§ **Text segment**:
Start

Amongst the numerous qualities of this film is a absolute dedication to the reality of the context. There are no compromises in setting, dialogue or tone. The strong London accents are undiluted, giving some memorable exchanges, such as “Feel asleep on the train and waahnd up in bloody Neasden!” or “The people who ride these things are state, third-class tickets.” Similarly, the setting is unvarnished but completely recognisable as a working-class environment: Jimmy’s home is a plain council house, with crude newspaper cut-outs adorning his bedroom wall and evidently no bath. The scene where Jimmy sleeps out in their shed and just misses his dad leaving for work, with flat cap and wax jacket, is tiny but acutely detailed, which goes for the film throughout.

Despite this verite, there is a depth to the film which is constantly dramatising larger themes. The way it does this using everyday dialogue is just amazing, and a real lesson: you don’t need to be “educated” to have ideas, you don’t need to have upper-class characters to illustrate larger issues. (James Kelman, the greatest writer Scotland has produced since Lewis Grassic Gibbon, was no doubt taking notes). To take one example: we see Jimmy paying another HP installment on his suit (no store cards in those days – and where else have you ever seen such a frank depiction of the realities of consumer spending for the young?). As he pays, another mod and his friend is being measured for a suit, angrily querying the tailor, insisting it be made much tighter and sharper. “Stop fuckin around and bring it in ere!” To which the agitated tailor loses his temper, insisting, “Look here, sonny! You keep that kind of language to yourself! You don’t like it, you can go and get your own suit.” The mod asks his friend what he thinks. “Fucking rent-a-tent, innit.” The tailor looks angry but does nothing; he doesn’t want to lose the sale. There, in a nut-shell, are big themes like Youth Consumption and Generation Clash and Consumerism.

Or to take another scene: a former school friend Kevin, now a rocker (the enemy) pays Jimmy a visit, biking up Jimmy’s garden path. Jimmy is in the shed tinkering with his scooter, and hearing the deep thrum of the bike and fearing assault, picks up a spanner. They talk about why one is a mod, one is a rocker. The conversation is just brilliant:

Jimmy: But it’s not just the bikes, it’s the people. And the people who ride these things [gestures to Kevin’s motorbike] are states, third-class tickets.

End

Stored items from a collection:
Start

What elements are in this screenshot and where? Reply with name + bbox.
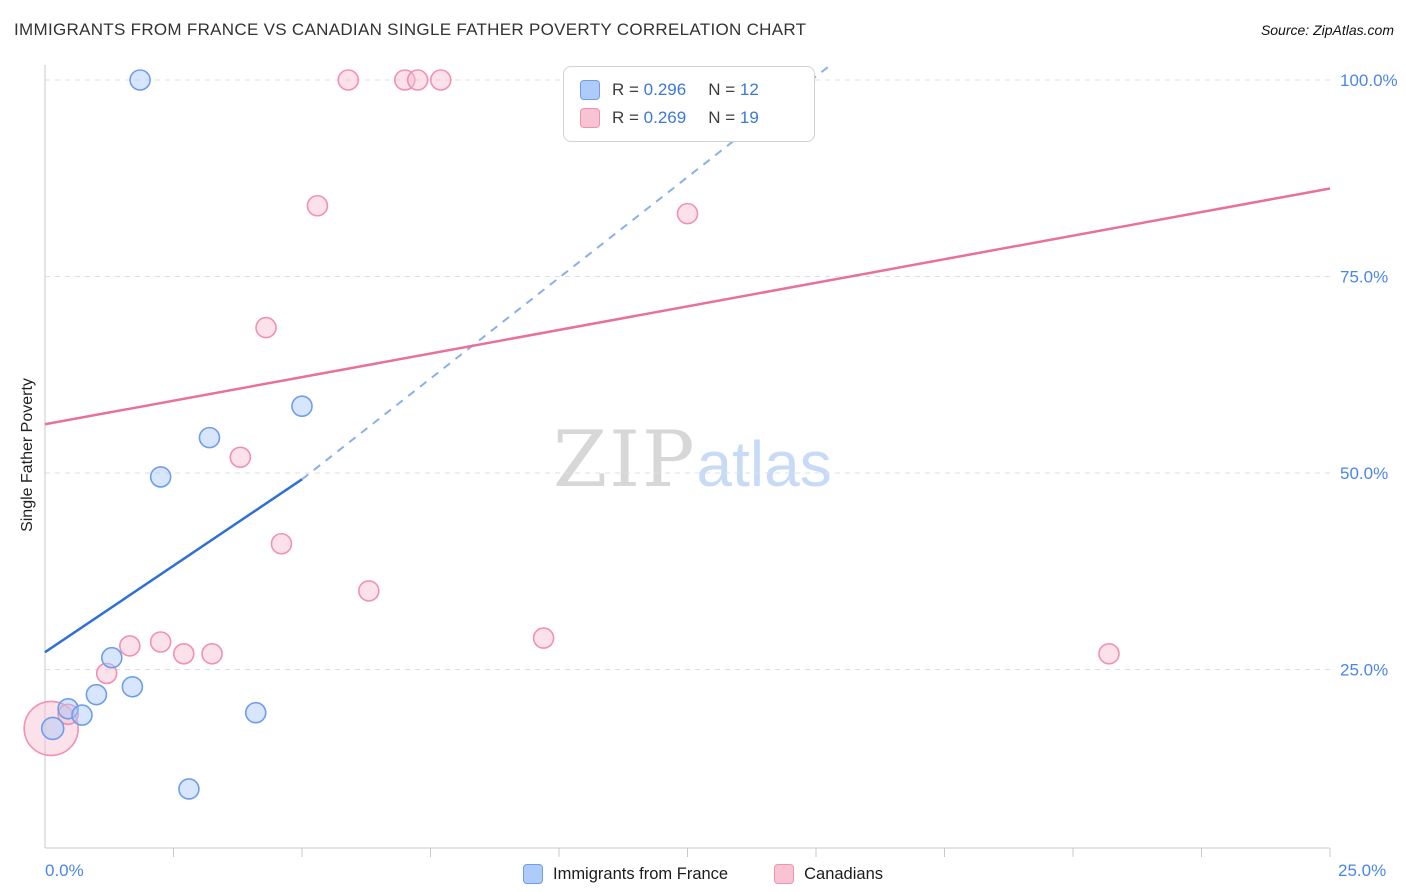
data-point-canadians <box>172 642 195 665</box>
data-point-immigrants-from-france <box>178 778 200 800</box>
watermark: ZIPatlas <box>553 415 832 505</box>
legend-stats-immigrants: R = 0.296 N = 12 <box>612 80 759 99</box>
data-point-immigrants-from-france <box>85 683 108 706</box>
y-tick-label-100: 100.0% <box>1340 71 1398 90</box>
y-tick-label-25: 25.0% <box>1340 661 1388 680</box>
legend-swatch-immigrants-from-france <box>580 80 600 100</box>
n-value-immigrants: 12 <box>739 80 759 99</box>
r-value-canadians: 0.269 <box>643 108 687 127</box>
source-attribution: Source: ZipAtlas.com <box>1260 22 1394 38</box>
data-point-canadians <box>119 635 141 657</box>
data-point-canadians <box>337 69 360 91</box>
data-point-canadians <box>306 194 329 217</box>
data-point-canadians <box>201 642 223 665</box>
data-point-canadians <box>1098 642 1120 665</box>
series-legend-item-canadians: Canadians <box>774 864 883 884</box>
data-point-canadians <box>429 69 452 91</box>
data-point-immigrants-from-france <box>198 426 221 449</box>
correlation-legend: R = 0.296 N = 12 R = 0.269 N = 19 <box>563 66 815 142</box>
series-swatch-canadians <box>774 864 795 884</box>
data-point-immigrants-from-france <box>121 675 144 698</box>
series-label-immigrants: Immigrants from France <box>552 864 729 883</box>
legend-stats-canadians: R = 0.269 N = 19 <box>612 108 759 127</box>
r-value-immigrants: 0.296 <box>643 80 687 99</box>
n-value-canadians: 19 <box>739 108 759 127</box>
series-legend-item-immigrants: Immigrants from France <box>522 864 729 884</box>
data-point-immigrants-from-france <box>57 697 79 720</box>
y-tick-label-50: 50.0% <box>1340 464 1388 483</box>
data-point-immigrants-from-france <box>291 395 313 417</box>
data-point-canadians <box>358 580 380 602</box>
data-point-canadians <box>149 631 172 653</box>
series-swatch-immigrants-from-france <box>522 864 543 884</box>
legend-row-immigrants: R = 0.296 N = 12 <box>578 76 800 104</box>
data-point-immigrants-from-france <box>244 701 267 724</box>
data-point-canadians <box>270 532 293 555</box>
trend-line-canadians-solid <box>44 187 1331 426</box>
legend-swatch-canadians <box>580 108 600 128</box>
data-point-immigrants-from-france <box>149 466 172 488</box>
page-title: IMMIGRANTS FROM FRANCE VS CANADIAN SINGL… <box>14 20 807 39</box>
trend-line-immigrants-from-france-solid <box>44 478 303 654</box>
data-point-canadians <box>676 202 699 225</box>
data-point-immigrants-from-france <box>71 704 93 726</box>
legend-row-canadians: R = 0.269 N = 19 <box>578 104 800 132</box>
series-legend: Immigrants from France Canadians <box>0 864 1406 884</box>
data-point-immigrants-from-france <box>101 646 123 669</box>
data-point-canadians <box>532 627 555 649</box>
data-point-canadians <box>406 69 429 91</box>
data-point-canadians <box>255 316 277 339</box>
y-tick-label-75: 75.0% <box>1340 268 1388 287</box>
data-point-canadians <box>229 446 252 469</box>
data-point-immigrants-from-france <box>40 716 65 741</box>
data-point-canadians <box>23 700 79 757</box>
watermark-zip: ZIP <box>553 415 697 505</box>
series-label-canadians: Canadians <box>804 864 883 883</box>
watermark-atlas: atlas <box>696 428 832 500</box>
x-max-label: 25.0% <box>1338 861 1386 880</box>
data-point-immigrants-from-france <box>129 69 151 91</box>
x-min-label: 0.0% <box>45 861 84 880</box>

End

§ **Instructions for the task**: Extend the film review, picking up immediately after its final line of dialogue.

§ **In response**:
Kevin: Do what?

Jimmy: Rockers, all that greasy hair and clobber. It’s diabolical!

Kevin: I don’t give a monkey’s arsehole about mods and rockers. Underneath, we’re all the same, ain’t we?

Jimmy: Nah, Kev, that’s it. I don’t wanna be the same as everybody else. That’s why I’m a mod, see? I mean, you gotta be somebody, ain’t ya? Or you might as well jump in the sea and drown.

Kevin: That’s why I joined the army: to be different. To get away from all this! But wherever you go, there’s always some cunt in stars and stripes who wants to push you about.

God, that’s great. Identity, conformism, ambition, belonging, group identity – all in one completely realistic conversation. (And the irony of going into the army to be different – delivered completely straight-faced, whereas any hamming it up would shatter your belief in the character).

So there’s all that. But I haven’t even mentioned the Brighton scene yet! This must be one of the most visceral scenes in all cinema – those fuckers are really beating each other up on that beach! It’s completely compelling, sheer euphoric teenage kicks: not just the fighting, but when they are “kettled” by the police into one small street, the battle cry of “We are the mods! We are the mods! We are, we are, we are the mods!” sets your hair on end. It’s just electric.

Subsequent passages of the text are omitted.